**EXERCISE GOAL:**
Where a line in the listing below contains the word "Bend", copy that line.

**DATA RECORDS:**
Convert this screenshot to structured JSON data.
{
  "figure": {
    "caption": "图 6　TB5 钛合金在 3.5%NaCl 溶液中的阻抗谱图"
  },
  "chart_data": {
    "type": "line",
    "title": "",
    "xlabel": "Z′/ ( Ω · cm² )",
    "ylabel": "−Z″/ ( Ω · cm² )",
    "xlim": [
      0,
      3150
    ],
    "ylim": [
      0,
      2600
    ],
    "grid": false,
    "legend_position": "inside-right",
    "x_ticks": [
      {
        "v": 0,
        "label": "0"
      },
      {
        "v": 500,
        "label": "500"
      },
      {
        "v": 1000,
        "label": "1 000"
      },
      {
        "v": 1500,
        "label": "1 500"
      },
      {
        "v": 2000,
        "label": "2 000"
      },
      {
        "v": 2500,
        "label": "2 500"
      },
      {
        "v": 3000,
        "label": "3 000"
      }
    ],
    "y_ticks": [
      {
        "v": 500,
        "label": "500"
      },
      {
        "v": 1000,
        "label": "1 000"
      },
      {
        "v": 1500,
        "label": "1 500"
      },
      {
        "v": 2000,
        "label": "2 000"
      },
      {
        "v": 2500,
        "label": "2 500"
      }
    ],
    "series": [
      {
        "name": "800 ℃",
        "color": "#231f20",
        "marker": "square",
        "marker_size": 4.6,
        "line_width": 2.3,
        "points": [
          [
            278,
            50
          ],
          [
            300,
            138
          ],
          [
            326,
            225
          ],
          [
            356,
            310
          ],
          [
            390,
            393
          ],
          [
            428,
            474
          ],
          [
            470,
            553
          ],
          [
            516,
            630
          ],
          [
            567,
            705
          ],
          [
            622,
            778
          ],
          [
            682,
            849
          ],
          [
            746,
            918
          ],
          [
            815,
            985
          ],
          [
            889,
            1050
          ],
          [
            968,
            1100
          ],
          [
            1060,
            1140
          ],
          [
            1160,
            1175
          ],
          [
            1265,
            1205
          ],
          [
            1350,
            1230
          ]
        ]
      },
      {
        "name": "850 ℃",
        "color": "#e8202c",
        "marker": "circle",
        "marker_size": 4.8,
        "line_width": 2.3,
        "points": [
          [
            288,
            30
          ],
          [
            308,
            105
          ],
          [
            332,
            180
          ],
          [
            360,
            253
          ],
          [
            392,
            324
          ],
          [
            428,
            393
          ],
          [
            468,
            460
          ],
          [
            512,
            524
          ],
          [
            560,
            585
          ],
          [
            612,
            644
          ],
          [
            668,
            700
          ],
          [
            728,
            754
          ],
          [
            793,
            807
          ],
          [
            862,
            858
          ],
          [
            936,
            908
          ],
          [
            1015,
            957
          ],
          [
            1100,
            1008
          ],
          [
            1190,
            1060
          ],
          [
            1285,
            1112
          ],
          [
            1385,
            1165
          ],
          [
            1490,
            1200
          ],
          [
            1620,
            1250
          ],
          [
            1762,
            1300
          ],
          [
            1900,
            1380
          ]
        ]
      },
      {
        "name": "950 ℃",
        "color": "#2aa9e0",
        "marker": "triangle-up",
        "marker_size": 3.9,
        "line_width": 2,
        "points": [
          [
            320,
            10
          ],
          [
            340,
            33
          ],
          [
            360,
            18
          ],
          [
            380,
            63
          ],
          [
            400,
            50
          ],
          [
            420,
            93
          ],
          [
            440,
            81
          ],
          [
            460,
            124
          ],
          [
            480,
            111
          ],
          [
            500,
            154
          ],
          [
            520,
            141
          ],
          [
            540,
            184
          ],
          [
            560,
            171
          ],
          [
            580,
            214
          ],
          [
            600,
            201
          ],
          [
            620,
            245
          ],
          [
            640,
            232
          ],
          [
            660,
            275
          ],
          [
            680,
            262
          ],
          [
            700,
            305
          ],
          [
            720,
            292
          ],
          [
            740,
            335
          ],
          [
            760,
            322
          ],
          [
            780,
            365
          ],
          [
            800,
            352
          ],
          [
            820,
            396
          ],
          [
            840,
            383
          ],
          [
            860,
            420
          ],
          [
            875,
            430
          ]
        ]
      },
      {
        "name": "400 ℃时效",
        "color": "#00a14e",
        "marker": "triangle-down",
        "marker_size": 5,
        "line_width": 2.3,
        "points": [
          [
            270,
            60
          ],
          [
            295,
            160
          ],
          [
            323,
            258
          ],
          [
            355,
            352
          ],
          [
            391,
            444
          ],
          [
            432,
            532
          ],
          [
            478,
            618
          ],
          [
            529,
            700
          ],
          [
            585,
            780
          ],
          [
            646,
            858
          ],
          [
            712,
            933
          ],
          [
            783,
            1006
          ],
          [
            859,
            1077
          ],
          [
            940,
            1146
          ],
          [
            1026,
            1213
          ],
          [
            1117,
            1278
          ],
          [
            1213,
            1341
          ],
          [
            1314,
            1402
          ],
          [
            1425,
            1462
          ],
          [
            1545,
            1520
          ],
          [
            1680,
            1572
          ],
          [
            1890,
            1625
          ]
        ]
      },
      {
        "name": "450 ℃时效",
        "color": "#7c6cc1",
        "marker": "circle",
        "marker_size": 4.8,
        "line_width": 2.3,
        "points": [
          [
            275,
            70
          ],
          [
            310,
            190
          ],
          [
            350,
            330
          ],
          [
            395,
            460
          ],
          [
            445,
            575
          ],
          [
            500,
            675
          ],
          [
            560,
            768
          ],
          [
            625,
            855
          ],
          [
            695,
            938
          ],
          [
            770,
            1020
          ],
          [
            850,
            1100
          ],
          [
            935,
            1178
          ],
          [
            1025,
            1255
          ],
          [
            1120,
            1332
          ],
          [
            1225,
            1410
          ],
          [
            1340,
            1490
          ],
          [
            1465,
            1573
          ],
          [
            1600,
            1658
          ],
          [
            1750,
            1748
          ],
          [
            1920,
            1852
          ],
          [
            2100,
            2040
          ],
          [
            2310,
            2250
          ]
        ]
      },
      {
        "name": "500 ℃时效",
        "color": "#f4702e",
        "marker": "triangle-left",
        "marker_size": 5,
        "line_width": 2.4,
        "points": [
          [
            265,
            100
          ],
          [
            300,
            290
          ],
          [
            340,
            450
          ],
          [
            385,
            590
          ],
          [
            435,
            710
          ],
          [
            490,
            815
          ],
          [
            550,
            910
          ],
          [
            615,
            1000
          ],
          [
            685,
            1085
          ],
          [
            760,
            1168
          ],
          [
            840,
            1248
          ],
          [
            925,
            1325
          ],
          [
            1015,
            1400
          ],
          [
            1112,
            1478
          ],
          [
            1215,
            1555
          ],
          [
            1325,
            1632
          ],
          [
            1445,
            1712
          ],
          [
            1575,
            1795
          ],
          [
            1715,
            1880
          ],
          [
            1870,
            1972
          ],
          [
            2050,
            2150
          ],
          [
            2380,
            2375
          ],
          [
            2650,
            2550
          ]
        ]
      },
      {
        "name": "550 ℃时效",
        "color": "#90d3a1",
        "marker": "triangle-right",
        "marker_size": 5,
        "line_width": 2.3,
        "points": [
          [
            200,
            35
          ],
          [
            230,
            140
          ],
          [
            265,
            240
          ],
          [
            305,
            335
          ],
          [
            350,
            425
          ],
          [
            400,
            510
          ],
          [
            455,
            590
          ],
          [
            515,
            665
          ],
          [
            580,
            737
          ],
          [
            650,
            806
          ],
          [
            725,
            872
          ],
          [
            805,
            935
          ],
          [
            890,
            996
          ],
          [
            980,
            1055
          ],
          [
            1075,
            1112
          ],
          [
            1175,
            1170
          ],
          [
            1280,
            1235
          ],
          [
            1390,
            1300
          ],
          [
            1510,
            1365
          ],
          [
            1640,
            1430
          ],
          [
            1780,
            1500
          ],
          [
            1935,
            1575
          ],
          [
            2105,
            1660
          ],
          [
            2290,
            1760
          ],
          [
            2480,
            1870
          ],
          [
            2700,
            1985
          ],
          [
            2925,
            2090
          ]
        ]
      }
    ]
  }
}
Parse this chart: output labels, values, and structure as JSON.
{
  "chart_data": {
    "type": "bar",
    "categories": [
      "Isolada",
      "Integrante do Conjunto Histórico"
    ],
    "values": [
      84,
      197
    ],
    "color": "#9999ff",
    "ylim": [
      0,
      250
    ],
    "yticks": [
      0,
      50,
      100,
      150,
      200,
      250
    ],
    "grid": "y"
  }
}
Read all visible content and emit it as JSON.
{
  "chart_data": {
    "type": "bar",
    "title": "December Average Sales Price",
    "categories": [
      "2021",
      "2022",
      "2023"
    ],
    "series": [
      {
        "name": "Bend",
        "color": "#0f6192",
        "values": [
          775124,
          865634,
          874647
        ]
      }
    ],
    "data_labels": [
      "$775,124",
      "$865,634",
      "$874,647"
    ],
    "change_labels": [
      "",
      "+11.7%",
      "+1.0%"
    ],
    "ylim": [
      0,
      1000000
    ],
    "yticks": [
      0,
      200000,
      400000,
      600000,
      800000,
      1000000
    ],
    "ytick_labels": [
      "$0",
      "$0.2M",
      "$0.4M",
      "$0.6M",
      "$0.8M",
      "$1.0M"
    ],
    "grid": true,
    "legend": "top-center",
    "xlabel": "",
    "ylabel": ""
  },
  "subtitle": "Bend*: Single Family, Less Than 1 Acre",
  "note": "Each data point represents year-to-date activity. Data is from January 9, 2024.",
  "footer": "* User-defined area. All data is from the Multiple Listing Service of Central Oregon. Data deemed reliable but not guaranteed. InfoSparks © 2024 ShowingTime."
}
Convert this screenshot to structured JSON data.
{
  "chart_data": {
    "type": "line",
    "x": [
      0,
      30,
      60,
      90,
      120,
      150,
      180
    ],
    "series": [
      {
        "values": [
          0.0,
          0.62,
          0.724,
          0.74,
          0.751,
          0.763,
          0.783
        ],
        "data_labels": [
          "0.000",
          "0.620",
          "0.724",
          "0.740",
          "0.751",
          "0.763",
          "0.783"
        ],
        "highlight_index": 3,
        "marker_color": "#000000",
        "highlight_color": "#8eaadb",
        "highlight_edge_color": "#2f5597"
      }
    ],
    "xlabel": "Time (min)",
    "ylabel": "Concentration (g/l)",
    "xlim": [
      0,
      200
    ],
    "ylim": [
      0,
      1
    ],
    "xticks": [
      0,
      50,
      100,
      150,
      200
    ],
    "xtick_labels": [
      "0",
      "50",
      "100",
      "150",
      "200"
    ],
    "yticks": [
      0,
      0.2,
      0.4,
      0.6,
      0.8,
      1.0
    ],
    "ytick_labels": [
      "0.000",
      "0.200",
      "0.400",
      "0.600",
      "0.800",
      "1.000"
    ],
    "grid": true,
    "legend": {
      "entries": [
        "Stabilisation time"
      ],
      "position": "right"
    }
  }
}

**RESULT OF THIS TASK:**
        "name": "Bend",
  "subtitle": "Bend*: Single Family, Less Than 1 Acre",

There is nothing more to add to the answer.